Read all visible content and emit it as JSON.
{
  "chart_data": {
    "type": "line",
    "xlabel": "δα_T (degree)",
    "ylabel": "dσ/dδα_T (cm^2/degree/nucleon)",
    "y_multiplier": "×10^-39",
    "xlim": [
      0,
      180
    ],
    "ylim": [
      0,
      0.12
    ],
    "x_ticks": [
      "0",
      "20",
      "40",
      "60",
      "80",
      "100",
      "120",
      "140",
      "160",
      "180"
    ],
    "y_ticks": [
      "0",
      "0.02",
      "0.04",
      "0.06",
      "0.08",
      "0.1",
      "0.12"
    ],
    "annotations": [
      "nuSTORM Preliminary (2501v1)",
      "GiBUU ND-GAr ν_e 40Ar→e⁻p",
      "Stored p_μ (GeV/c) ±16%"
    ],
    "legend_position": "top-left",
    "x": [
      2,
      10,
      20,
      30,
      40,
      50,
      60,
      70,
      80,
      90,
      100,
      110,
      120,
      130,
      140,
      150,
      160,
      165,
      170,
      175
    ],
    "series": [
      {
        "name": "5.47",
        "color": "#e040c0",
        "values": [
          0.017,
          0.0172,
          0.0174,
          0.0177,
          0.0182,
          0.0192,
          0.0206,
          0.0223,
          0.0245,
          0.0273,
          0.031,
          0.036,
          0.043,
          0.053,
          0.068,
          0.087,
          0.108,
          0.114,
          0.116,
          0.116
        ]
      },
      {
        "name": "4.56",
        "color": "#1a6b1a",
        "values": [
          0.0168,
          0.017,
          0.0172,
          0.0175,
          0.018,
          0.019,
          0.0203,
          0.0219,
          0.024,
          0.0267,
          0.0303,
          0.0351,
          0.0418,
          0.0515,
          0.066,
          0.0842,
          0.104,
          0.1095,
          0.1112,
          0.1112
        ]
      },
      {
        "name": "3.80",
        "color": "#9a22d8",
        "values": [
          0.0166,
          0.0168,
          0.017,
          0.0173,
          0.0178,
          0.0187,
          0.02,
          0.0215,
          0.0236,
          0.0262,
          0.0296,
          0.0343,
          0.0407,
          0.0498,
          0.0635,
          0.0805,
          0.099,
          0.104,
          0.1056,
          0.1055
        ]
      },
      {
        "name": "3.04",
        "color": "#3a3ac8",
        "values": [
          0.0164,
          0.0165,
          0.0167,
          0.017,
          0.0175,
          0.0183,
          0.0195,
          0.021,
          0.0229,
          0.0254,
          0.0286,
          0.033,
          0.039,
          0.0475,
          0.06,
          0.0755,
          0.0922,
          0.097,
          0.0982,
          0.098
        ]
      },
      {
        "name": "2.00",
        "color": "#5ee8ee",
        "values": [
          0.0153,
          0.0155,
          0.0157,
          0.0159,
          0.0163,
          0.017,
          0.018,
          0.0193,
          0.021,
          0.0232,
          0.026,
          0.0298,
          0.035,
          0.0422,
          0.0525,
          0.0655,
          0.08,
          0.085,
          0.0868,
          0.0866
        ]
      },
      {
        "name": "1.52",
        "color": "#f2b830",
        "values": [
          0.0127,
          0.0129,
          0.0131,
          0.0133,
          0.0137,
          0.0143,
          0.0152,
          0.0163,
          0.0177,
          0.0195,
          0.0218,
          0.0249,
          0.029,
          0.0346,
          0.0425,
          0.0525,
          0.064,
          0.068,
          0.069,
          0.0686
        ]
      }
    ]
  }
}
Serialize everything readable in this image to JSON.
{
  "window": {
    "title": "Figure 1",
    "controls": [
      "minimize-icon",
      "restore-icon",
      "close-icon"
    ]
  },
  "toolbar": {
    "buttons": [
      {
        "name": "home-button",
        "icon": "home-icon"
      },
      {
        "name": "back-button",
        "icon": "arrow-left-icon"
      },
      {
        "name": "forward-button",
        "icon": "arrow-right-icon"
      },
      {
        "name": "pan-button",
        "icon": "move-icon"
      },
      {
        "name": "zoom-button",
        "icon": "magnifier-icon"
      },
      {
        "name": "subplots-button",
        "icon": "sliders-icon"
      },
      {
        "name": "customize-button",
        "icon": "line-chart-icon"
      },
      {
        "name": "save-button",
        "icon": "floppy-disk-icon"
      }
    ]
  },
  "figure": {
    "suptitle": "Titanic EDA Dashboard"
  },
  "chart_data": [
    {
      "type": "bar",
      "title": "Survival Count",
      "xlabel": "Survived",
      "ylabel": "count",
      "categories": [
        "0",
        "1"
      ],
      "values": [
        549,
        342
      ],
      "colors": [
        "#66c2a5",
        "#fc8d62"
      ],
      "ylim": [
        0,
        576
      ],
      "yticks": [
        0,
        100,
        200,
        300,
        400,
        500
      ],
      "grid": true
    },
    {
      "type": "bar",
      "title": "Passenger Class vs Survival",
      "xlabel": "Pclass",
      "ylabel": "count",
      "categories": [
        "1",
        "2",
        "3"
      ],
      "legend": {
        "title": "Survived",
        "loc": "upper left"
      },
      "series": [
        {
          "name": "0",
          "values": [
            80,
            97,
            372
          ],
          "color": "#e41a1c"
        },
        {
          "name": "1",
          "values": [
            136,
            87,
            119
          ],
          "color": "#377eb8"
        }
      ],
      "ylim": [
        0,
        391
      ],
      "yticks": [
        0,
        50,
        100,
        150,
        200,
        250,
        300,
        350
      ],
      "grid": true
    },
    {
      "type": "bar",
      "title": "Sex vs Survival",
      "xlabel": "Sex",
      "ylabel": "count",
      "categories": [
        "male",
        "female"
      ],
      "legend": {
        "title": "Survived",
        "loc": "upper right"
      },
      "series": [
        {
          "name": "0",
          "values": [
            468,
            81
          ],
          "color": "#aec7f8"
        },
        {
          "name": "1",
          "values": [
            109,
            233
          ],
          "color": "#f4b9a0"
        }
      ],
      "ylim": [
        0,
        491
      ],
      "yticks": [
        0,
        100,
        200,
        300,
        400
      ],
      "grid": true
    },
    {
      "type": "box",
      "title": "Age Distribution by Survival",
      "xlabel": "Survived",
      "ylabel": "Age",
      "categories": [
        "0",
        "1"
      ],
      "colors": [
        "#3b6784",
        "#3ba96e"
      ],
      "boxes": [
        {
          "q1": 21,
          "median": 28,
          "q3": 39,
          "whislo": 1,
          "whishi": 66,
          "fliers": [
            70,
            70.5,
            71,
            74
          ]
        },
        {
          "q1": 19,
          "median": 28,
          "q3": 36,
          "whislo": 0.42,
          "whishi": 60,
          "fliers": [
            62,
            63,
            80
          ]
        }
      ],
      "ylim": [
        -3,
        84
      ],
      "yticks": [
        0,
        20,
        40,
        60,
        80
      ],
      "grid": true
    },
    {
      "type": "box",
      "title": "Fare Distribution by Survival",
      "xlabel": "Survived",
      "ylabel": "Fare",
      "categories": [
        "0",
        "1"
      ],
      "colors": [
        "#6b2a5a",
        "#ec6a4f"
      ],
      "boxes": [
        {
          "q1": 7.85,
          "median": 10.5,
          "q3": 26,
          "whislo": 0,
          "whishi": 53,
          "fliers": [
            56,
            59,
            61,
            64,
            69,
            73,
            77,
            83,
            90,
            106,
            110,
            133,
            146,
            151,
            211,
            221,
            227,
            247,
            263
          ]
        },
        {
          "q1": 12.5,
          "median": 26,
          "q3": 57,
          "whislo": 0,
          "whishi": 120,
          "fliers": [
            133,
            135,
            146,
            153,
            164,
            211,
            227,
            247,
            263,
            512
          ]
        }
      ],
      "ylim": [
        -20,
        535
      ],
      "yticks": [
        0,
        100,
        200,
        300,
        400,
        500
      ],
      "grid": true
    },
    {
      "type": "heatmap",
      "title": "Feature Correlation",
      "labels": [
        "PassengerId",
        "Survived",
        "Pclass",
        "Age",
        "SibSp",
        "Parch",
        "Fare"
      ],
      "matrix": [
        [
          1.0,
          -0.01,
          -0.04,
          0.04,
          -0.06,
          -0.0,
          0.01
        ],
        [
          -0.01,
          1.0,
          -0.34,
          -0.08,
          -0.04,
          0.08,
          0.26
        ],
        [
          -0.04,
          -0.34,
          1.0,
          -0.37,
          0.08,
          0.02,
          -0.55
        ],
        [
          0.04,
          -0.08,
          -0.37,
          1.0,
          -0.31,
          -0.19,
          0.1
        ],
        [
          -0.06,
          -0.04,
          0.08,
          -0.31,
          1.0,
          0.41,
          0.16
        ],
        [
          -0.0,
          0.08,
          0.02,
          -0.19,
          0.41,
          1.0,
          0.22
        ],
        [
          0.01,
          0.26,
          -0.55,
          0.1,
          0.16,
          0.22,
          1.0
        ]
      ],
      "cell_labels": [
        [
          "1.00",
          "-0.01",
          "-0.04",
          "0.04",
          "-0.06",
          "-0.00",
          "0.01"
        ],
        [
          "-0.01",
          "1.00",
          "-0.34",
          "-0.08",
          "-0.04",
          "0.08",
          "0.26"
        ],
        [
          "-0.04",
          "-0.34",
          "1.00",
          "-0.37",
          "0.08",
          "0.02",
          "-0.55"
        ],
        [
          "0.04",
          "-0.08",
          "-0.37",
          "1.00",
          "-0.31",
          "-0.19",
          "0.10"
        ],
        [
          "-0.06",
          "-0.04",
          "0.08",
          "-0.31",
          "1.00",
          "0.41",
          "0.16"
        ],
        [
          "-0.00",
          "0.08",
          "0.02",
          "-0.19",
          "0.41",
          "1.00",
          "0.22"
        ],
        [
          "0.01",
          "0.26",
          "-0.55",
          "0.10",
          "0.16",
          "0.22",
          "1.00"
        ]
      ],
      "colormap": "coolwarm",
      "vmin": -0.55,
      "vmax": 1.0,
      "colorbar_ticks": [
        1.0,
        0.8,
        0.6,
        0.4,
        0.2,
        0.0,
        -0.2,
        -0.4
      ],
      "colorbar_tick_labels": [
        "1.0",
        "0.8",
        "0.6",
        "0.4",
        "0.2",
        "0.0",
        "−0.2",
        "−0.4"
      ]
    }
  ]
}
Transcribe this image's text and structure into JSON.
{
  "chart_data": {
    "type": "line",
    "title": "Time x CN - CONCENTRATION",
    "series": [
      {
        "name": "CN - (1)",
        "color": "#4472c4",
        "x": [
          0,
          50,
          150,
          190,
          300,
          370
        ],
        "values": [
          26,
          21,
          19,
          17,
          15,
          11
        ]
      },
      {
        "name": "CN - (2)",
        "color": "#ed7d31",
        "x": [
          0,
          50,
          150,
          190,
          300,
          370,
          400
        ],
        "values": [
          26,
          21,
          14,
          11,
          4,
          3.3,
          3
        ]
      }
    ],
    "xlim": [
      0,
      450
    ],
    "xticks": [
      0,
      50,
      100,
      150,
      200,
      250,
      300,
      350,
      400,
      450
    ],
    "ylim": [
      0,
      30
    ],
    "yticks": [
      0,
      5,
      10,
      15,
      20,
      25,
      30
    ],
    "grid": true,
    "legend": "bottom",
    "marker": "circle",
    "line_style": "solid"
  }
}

----------

Set exercise: Return the lines above, from the one containing "Transcribe this image's" to the end, exactly as they stand.

Exercise answer:
Transcribe this image's text and structure into JSON.
{
  "chart_data": {
    "type": "line",
    "title": "Time x CN - CONCENTRATION",
    "series": [
      {
        "name": "CN - (1)",
        "color": "#4472c4",
        "x": [
          0,
          50,
          150,
          190,
          300,
          370
        ],
        "values": [
          26,
          21,
          19,
          17,
          15,
          11
        ]
      },
      {
        "name": "CN - (2)",
        "color": "#ed7d31",
        "x": [
          0,
          50,
          150,
          190,
          300,
          370,
          400
        ],
        "values": [
          26,
          21,
          14,
          11,
          4,
          3.3,
          3
        ]
      }
    ],
    "xlim": [
      0,
      450
    ],
    "xticks": [
      0,
      50,
      100,
      150,
      200,
      250,
      300,
      350,
      400,
      450
    ],
    "ylim": [
      0,
      30
    ],
    "yticks": [
      0,
      5,
      10,
      15,
      20,
      25,
      30
    ],
    "grid": true,
    "legend": "bottom",
    "marker": "circle",
    "line_style": "solid"
  }
}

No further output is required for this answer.